**Task brief:**
Gather every line of the entries that includes the word "Goes".
== == ==
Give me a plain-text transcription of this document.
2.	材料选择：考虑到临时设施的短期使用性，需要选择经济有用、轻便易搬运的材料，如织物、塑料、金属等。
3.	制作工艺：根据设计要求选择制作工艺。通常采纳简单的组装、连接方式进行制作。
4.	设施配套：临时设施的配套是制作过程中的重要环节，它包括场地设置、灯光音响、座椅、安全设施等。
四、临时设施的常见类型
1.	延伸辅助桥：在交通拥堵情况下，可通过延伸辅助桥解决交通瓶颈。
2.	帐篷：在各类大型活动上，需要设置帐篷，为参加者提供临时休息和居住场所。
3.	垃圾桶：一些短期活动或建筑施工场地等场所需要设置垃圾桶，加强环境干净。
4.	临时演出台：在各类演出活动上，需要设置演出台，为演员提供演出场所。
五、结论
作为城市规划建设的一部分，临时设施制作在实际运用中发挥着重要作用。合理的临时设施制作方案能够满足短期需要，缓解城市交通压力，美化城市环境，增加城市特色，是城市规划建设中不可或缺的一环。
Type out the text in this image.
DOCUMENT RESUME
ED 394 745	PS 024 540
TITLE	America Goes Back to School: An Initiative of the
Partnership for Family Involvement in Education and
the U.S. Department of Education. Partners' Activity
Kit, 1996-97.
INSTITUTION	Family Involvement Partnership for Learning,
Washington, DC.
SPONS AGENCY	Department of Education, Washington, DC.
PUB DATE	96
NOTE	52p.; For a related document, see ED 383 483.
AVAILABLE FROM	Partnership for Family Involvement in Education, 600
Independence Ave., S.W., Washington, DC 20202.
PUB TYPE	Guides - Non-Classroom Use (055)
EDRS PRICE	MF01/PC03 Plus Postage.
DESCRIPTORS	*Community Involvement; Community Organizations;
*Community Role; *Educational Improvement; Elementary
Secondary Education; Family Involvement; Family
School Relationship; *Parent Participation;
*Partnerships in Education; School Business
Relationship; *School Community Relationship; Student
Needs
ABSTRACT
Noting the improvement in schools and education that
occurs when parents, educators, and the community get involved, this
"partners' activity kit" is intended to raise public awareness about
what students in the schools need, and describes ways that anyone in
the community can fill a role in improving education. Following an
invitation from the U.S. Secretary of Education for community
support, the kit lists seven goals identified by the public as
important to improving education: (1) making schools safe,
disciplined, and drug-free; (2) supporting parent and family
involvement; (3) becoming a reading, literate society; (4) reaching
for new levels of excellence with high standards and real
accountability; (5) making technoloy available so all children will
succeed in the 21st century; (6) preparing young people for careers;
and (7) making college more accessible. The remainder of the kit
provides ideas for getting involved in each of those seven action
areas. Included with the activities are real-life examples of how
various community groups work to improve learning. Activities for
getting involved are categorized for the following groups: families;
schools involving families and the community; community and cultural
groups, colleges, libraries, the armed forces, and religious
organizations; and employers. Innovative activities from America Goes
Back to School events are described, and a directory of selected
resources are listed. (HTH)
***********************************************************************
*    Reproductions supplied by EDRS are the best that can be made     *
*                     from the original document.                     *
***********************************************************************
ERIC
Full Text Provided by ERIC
== == ==
**Full solution:**
TITLE	America Goes Back to School: An Initiative of the
organizations; and employers. Innovative activities from America Goes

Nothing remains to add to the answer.